Filter the lines below, copying only those with the string "nhân".

[Dataset entries]
# # # # #
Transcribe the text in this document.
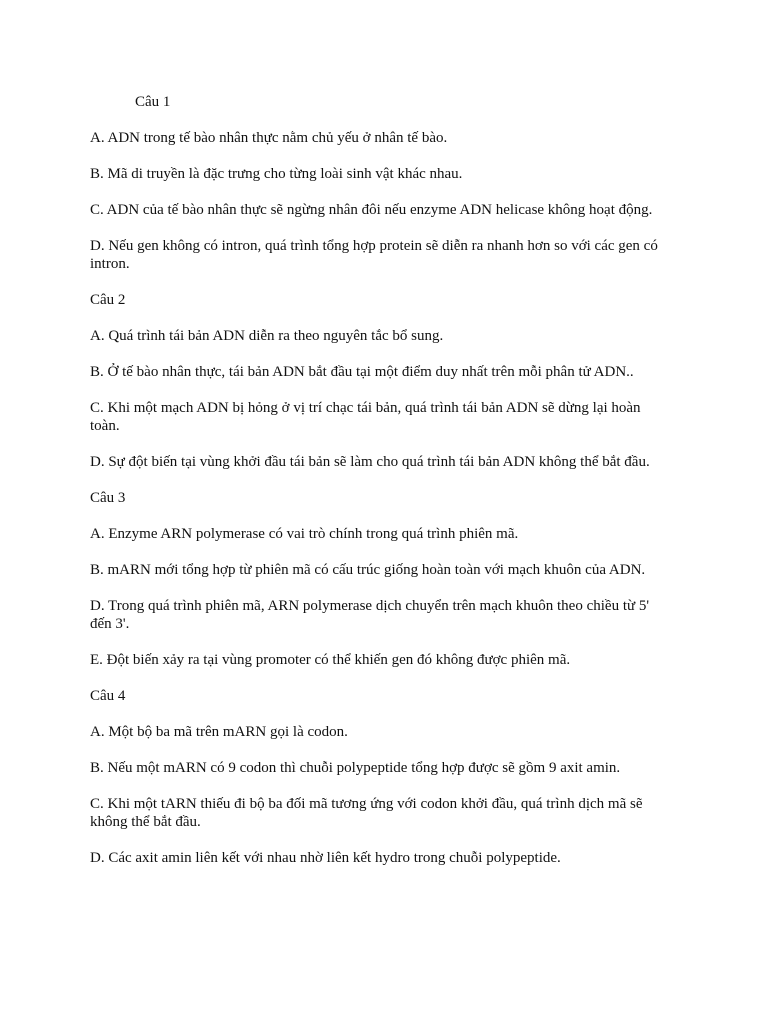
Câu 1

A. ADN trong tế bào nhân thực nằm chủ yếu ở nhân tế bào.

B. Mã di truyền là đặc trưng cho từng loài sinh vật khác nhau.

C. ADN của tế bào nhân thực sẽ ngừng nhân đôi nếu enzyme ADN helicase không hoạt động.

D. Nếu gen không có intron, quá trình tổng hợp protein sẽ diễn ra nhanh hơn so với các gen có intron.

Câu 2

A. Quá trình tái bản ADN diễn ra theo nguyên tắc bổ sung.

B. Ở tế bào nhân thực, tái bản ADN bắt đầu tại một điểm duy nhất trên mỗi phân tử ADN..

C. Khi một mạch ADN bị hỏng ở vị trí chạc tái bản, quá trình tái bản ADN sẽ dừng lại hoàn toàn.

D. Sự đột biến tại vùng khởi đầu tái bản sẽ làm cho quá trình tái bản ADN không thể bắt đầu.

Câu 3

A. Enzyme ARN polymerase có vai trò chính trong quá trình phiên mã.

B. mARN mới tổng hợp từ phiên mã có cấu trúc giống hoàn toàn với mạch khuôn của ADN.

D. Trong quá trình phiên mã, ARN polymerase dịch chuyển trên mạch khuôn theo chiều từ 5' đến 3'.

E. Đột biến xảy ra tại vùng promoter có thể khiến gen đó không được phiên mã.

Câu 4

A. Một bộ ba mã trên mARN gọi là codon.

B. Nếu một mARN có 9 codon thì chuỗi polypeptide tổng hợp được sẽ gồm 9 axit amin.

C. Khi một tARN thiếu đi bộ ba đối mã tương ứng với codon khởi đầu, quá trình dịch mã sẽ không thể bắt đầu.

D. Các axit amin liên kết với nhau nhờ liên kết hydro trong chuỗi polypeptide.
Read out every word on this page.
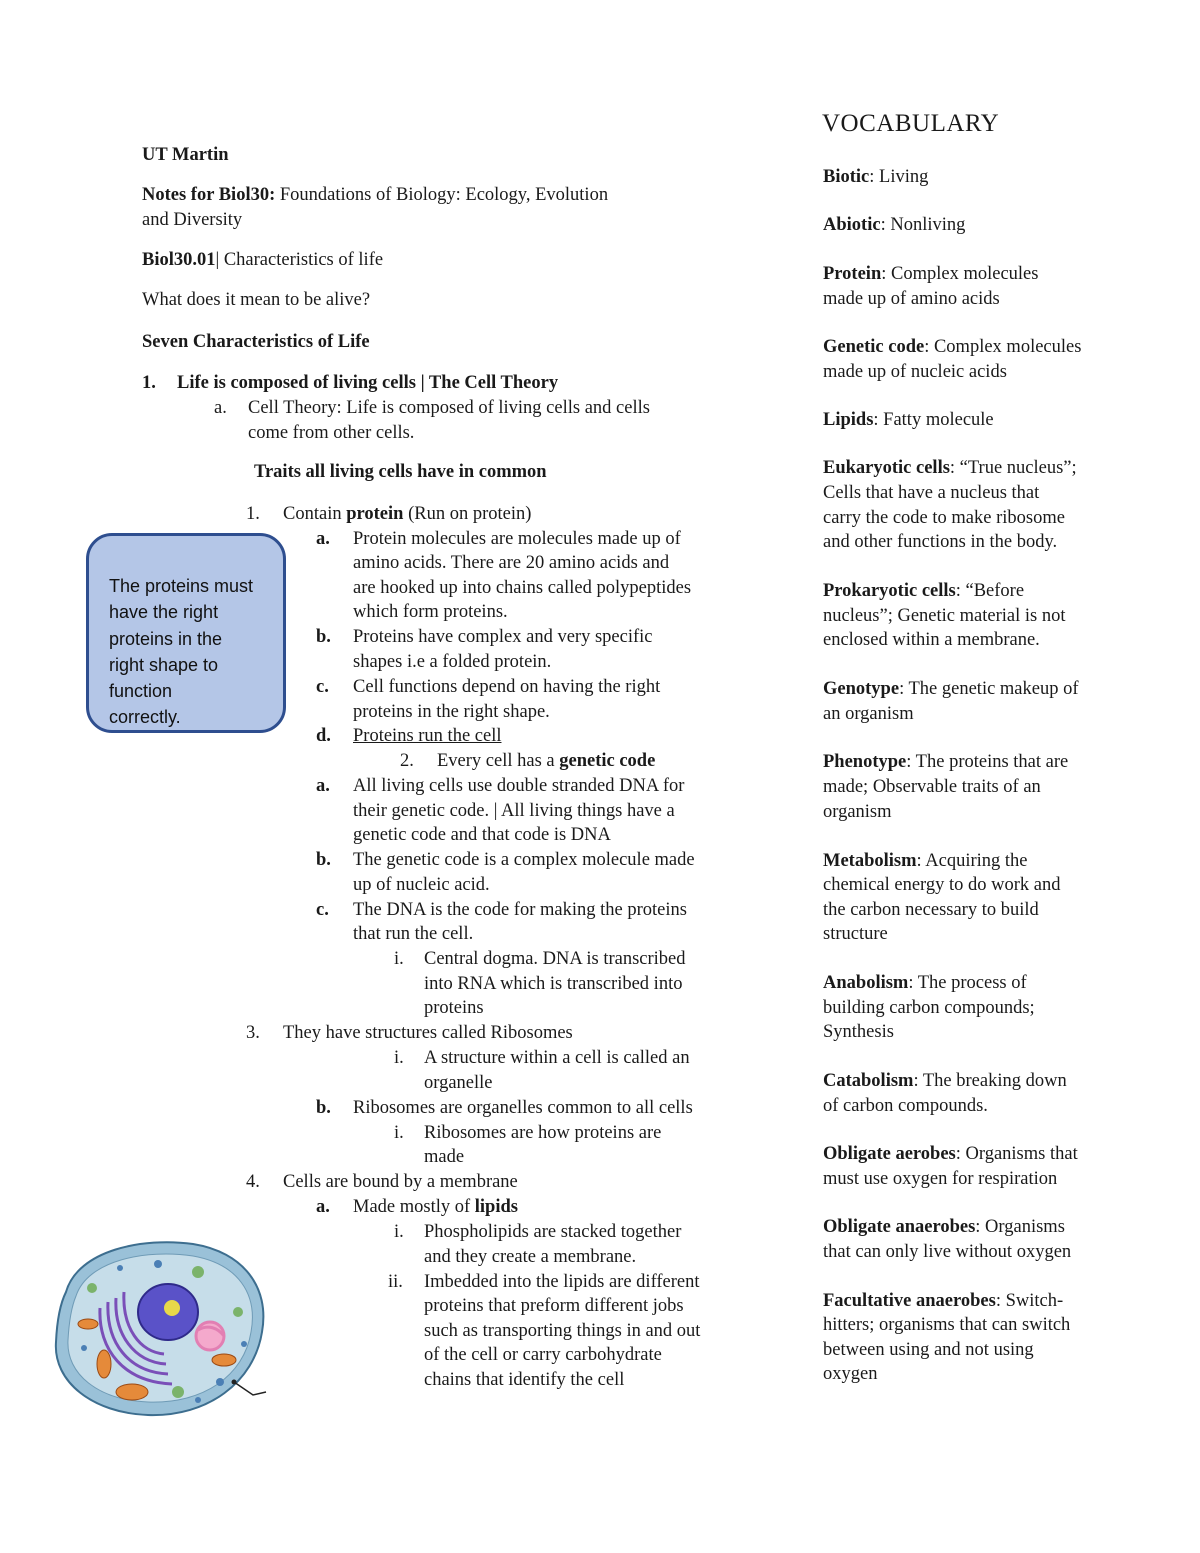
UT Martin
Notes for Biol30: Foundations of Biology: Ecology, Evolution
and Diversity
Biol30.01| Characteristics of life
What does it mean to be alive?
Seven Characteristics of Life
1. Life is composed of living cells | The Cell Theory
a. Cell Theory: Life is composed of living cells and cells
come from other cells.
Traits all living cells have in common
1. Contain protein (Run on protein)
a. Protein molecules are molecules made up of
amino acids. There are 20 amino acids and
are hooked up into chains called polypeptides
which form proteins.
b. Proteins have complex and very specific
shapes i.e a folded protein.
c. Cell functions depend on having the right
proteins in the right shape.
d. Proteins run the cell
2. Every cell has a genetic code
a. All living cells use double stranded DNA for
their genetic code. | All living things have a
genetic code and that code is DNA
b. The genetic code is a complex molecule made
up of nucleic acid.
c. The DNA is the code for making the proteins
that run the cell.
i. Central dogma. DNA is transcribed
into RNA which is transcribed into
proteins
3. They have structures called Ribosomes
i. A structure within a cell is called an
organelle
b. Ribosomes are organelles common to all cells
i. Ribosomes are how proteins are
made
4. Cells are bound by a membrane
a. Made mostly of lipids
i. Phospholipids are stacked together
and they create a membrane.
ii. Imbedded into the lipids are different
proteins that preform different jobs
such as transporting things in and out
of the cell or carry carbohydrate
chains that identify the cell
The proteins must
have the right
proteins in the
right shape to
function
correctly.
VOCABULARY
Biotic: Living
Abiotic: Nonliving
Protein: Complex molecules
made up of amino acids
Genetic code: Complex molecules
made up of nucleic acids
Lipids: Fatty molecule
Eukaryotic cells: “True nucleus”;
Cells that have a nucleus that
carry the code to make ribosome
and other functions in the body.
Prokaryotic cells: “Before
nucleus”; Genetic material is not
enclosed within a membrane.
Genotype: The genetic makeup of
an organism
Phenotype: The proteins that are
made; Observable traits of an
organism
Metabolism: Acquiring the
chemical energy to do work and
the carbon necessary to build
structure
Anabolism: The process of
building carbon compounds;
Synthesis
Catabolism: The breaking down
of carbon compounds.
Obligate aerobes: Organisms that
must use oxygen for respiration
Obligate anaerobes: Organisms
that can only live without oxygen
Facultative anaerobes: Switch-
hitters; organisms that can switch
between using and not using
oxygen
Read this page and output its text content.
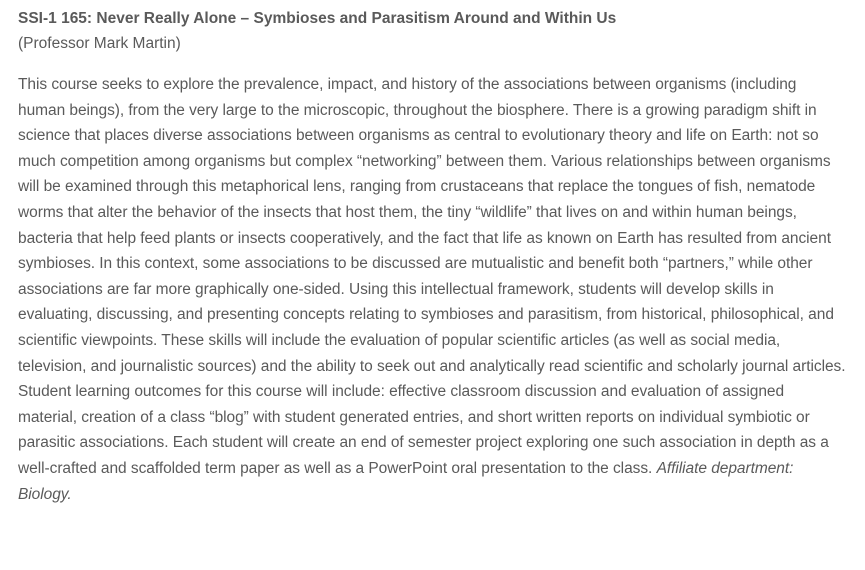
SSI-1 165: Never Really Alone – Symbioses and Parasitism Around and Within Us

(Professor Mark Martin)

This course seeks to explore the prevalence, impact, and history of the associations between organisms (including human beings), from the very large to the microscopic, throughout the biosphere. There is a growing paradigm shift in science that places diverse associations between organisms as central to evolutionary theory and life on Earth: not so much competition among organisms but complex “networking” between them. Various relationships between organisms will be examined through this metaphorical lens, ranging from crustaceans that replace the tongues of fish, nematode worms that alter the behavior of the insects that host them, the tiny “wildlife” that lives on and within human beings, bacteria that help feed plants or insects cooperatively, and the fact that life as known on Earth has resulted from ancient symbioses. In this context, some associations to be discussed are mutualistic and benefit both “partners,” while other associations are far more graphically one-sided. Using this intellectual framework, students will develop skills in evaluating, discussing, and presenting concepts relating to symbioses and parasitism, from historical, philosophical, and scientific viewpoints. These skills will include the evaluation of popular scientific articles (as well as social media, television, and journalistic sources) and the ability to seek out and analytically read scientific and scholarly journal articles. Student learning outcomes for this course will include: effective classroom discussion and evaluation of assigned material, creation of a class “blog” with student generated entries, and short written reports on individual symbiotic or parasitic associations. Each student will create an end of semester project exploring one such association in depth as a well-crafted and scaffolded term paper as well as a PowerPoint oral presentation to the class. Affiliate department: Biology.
# # # # #
» **ANSWER SPACE**
A. ADN trong tế bào nhân thực nằm chủ yếu ở nhân tế bào.
C. ADN của tế bào nhân thực sẽ ngừng nhân đôi nếu enzyme ADN helicase không hoạt động.
B. Ở tế bào nhân thực, tái bản ADN bắt đầu tại một điểm duy nhất trên mỗi phân tử ADN..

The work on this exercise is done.